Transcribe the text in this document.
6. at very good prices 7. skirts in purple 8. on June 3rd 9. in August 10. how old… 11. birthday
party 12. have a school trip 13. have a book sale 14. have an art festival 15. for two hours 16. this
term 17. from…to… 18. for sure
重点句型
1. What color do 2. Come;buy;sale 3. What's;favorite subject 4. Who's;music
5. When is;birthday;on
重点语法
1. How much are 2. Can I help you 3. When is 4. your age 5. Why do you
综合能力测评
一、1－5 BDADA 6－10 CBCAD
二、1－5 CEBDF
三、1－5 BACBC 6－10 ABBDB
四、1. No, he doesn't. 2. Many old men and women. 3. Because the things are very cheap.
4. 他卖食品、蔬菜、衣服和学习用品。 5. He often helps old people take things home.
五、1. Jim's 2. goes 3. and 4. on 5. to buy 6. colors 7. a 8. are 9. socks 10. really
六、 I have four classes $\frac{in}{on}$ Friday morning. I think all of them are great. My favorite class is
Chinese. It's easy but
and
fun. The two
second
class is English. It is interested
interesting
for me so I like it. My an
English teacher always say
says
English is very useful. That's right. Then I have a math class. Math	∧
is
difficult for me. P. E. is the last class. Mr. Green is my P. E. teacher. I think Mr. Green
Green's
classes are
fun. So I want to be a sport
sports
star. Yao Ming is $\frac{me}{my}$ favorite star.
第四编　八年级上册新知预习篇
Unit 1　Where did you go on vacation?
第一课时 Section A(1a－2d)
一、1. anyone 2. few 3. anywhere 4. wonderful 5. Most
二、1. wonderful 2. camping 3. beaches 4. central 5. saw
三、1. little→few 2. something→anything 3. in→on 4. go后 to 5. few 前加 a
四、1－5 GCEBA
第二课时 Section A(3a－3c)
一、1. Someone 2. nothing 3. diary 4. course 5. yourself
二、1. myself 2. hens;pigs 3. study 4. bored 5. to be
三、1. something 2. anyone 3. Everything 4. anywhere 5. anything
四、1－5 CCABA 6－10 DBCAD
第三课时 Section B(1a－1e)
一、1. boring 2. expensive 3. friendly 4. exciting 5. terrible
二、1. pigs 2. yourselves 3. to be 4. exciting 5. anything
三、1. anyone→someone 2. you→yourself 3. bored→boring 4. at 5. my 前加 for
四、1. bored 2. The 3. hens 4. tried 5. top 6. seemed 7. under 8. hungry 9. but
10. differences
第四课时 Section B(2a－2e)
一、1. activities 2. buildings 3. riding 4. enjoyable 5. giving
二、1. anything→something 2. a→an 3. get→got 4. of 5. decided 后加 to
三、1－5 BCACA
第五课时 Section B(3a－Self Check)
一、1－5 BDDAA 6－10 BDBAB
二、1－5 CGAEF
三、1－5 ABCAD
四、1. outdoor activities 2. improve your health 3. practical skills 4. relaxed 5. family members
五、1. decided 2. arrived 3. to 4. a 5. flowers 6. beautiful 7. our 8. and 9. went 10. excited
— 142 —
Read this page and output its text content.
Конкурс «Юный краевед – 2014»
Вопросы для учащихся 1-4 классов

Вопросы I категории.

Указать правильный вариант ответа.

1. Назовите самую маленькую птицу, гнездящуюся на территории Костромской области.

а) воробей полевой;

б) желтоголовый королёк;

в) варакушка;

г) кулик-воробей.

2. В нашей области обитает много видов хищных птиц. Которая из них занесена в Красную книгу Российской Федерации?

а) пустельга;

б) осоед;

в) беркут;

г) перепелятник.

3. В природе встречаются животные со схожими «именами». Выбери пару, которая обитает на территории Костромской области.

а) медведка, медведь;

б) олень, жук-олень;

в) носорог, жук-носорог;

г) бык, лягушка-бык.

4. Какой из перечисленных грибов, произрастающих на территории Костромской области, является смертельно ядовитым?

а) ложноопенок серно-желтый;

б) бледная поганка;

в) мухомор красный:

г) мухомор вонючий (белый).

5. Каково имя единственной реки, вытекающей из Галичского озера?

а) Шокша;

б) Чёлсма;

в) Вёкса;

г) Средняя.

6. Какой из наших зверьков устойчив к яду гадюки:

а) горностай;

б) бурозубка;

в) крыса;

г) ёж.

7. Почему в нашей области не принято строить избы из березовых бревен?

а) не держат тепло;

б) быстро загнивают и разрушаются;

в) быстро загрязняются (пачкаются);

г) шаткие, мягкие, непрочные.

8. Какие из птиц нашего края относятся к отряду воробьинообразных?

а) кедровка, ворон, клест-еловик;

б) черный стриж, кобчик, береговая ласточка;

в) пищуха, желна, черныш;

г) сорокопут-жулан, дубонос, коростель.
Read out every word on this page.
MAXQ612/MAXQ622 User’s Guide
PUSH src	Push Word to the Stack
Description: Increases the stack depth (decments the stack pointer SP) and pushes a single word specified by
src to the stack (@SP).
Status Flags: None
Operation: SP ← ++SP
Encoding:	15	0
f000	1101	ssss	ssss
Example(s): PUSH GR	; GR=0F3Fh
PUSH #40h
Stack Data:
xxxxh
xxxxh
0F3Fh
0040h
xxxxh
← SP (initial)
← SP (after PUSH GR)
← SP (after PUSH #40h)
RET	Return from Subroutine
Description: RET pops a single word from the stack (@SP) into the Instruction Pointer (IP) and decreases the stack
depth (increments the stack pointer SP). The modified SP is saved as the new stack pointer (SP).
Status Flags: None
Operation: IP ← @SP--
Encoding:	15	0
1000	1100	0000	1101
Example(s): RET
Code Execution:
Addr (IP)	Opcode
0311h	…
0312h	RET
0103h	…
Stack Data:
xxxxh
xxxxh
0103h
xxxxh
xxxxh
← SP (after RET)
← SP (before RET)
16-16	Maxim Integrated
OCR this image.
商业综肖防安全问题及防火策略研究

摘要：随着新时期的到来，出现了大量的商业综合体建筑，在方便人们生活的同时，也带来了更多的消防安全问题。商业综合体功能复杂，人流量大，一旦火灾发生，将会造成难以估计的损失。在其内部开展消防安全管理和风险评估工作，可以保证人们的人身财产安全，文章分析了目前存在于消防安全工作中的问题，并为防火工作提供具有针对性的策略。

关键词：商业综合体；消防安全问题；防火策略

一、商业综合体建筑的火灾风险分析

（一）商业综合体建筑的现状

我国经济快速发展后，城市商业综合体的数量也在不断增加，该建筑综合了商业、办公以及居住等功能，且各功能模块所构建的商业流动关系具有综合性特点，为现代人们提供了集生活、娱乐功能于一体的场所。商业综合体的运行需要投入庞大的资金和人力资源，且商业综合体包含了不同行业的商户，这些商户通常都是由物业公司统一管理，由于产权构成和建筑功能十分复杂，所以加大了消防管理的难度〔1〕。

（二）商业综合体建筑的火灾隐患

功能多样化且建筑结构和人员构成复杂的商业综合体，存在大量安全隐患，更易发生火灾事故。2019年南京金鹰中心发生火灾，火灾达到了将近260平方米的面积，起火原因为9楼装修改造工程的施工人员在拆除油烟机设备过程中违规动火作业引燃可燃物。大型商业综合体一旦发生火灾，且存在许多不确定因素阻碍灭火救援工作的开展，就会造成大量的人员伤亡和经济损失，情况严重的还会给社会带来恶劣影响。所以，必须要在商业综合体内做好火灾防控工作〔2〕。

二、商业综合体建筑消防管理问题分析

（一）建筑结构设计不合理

——————————

Return every record, word for word.

Transcribe the text in this document.
6. at very good prices 7. skirts in purple 8. on June 3rd 9. in August 10. how old… 11. birthday
party 12. have a school trip 13. have a book sale 14. have an art festival 15. for two hours 16. this
term 17. from…to… 18. for sure
重点句型
1. What color do 2. Come;buy;sale 3. What's;favorite subject 4. Who's;music
5. When is;birthday;on
重点语法
1. How much are 2. Can I help you 3. When is 4. your age 5. Why do you
综合能力测评
一、1－5 BDADA 6－10 CBCAD
二、1－5 CEBDF
三、1－5 BACBC 6－10 ABBDB
四、1. No, he doesn't. 2. Many old men and women. 3. Because the things are very cheap.
4. 他卖食品、蔬菜、衣服和学习用品。 5. He often helps old people take things home.
五、1. Jim's 2. goes 3. and 4. on 5. to buy 6. colors 7. a 8. are 9. socks 10. really
六、 I have four classes $\frac{in}{on}$ Friday morning. I think all of them are great. My favorite class is
Chinese. It's easy but
and
fun. The two
second
class is English. It is interested
interesting
for me so I like it. My an
English teacher always say
says
English is very useful. That's right. Then I have a math class. Math	∧
is
difficult for me. P. E. is the last class. Mr. Green is my P. E. teacher. I think Mr. Green
Green's
classes are
fun. So I want to be a sport
sports
star. Yao Ming is $\frac{me}{my}$ favorite star.
第四编　八年级上册新知预习篇
Unit 1　Where did you go on vacation?
第一课时 Section A(1a－2d)
一、1. anyone 2. few 3. anywhere 4. wonderful 5. Most
二、1. wonderful 2. camping 3. beaches 4. central 5. saw
三、1. little→few 2. something→anything 3. in→on 4. go后 to 5. few 前加 a
四、1－5 GCEBA
第二课时 Section A(3a－3c)
一、1. Someone 2. nothing 3. diary 4. course 5. yourself
二、1. myself 2. hens;pigs 3. study 4. bored 5. to be
三、1. something 2. anyone 3. Everything 4. anywhere 5. anything
四、1－5 CCABA 6－10 DBCAD
第三课时 Section B(1a－1e)
一、1. boring 2. expensive 3. friendly 4. exciting 5. terrible
二、1. pigs 2. yourselves 3. to be 4. exciting 5. anything
三、1. anyone→someone 2. you→yourself 3. bored→boring 4. at 5. my 前加 for
四、1. bored 2. The 3. hens 4. tried 5. top 6. seemed 7. under 8. hungry 9. but
10. differences
第四课时 Section B(2a－2e)
一、1. activities 2. buildings 3. riding 4. enjoyable 5. giving
二、1. anything→something 2. a→an 3. get→got 4. of 5. decided 后加 to
三、1－5 BCACA
第五课时 Section B(3a－Self Check)
一、1－5 BDDAA 6－10 BDBAB
二、1－5 CGAEF
三、1－5 ABCAD
四、1. outdoor activities 2. improve your health 3. practical skills 4. relaxed 5. family members
五、1. decided 2. arrived 3. to 4. a 5. flowers 6. beautiful 7. our 8. and 9. went 10. excited
— 142 —
Read this page and output its text content.
Конкурс «Юный краевед – 2014»
Вопросы для учащихся 1-4 классов

Вопросы I категории.

Указать правильный вариант ответа.

1. Назовите самую маленькую птицу, гнездящуюся на территории Костромской области.

а) воробей полевой;

б) желтоголовый королёк;

в) варакушка;

г) кулик-воробей.

2. В нашей области обитает много видов хищных птиц. Которая из них занесена в Красную книгу Российской Федерации?

а) пустельга;

б) осоед;

в) беркут;

г) перепелятник.

3. В природе встречаются животные со схожими «именами». Выбери пару, которая обитает на территории Костромской области.

а) медведка, медведь;

б) олень, жук-олень;

в) носорог, жук-носорог;

г) бык, лягушка-бык.

4. Какой из перечисленных грибов, произрастающих на территории Костромской области, является смертельно ядовитым?

а) ложноопенок серно-желтый;

б) бледная поганка;

в) мухомор красный:

г) мухомор вонючий (белый).

5. Каково имя единственной реки, вытекающей из Галичского озера?

а) Шокша;

б) Чёлсма;

в) Вёкса;

г) Средняя.

6. Какой из наших зверьков устойчив к яду гадюки:

а) горностай;

б) бурозубка;

в) крыса;

г) ёж.

7. Почему в нашей области не принято строить избы из березовых бревен?

а) не держат тепло;

б) быстро загнивают и разрушаются;

в) быстро загрязняются (пачкаются);

г) шаткие, мягкие, непрочные.

8. Какие из птиц нашего края относятся к отряду воробьинообразных?

а) кедровка, ворон, клест-еловик;

б) черный стриж, кобчик, береговая ласточка;

в) пищуха, желна, черныш;

г) сорокопут-жулан, дубонос, коростель.
Read out every word on this page.
MAXQ612/MAXQ622 User’s Guide
PUSH src	Push Word to the Stack
Description: Increases the stack depth (decments the stack pointer SP) and pushes a single word specified by
src to the stack (@SP).
Status Flags: None
Operation: SP ← ++SP
Encoding:	15	0
f000	1101	ssss	ssss
Example(s): PUSH GR	; GR=0F3Fh
PUSH #40h
Stack Data:
xxxxh
xxxxh
0F3Fh
0040h
xxxxh
← SP (initial)
← SP (after PUSH GR)
← SP (after PUSH #40h)
RET	Return from Subroutine
Description: RET pops a single word from the stack (@SP) into the Instruction Pointer (IP) and decreases the stack
depth (increments the stack pointer SP). The modified SP is saved as the new stack pointer (SP).
Status Flags: None
Operation: IP ← @SP--
Encoding:	15	0
1000	1100	0000	1101
Example(s): RET
Code Execution:
Addr (IP)	Opcode
0311h	…
0312h	RET
0103h	…
Stack Data:
xxxxh
xxxxh
0103h
xxxxh
xxxxh
← SP (after RET)
← SP (before RET)
16-16	Maxim Integrated
OCR this image.
商业综肖防安全问题及防火策略研究

摘要：随着新时期的到来，出现了大量的商业综合体建筑，在方便人们生活的同时，也带来了更多的消防安全问题。商业综合体功能复杂，人流量大，一旦火灾发生，将会造成难以估计的损失。在其内部开展消防安全管理和风险评估工作，可以保证人们的人身财产安全，文章分析了目前存在于消防安全工作中的问题，并为防火工作提供具有针对性的策略。

关键词：商业综合体；消防安全问题；防火策略

一、商业综合体建筑的火灾风险分析

（一）商业综合体建筑的现状

我国经济快速发展后，城市商业综合体的数量也在不断增加，该建筑综合了商业、办公以及居住等功能，且各功能模块所构建的商业流动关系具有综合性特点，为现代人们提供了集生活、娱乐功能于一体的场所。商业综合体的运行需要投入庞大的资金和人力资源，且商业综合体包含了不同行业的商户，这些商户通常都是由物业公司统一管理，由于产权构成和建筑功能十分复杂，所以加大了消防管理的难度〔1〕。

（二）商业综合体建筑的火灾隐患

功能多样化且建筑结构和人员构成复杂的商业综合体，存在大量安全隐患，更易发生火灾事故。2019年南京金鹰中心发生火灾，火灾达到了将近260平方米的面积，起火原因为9楼装修改造工程的施工人员在拆除油烟机设备过程中违规动火作业引燃可燃物。大型商业综合体一旦发生火灾，且存在许多不确定因素阻碍灭火救援工作的开展，就会造成大量的人员伤亡和经济损失，情况严重的还会给社会带来恶劣影响。所以，必须要在商业综合体内做好火灾防控工作〔2〕。

二、商业综合体建筑消防管理问题分析

（一）建筑结构设计不合理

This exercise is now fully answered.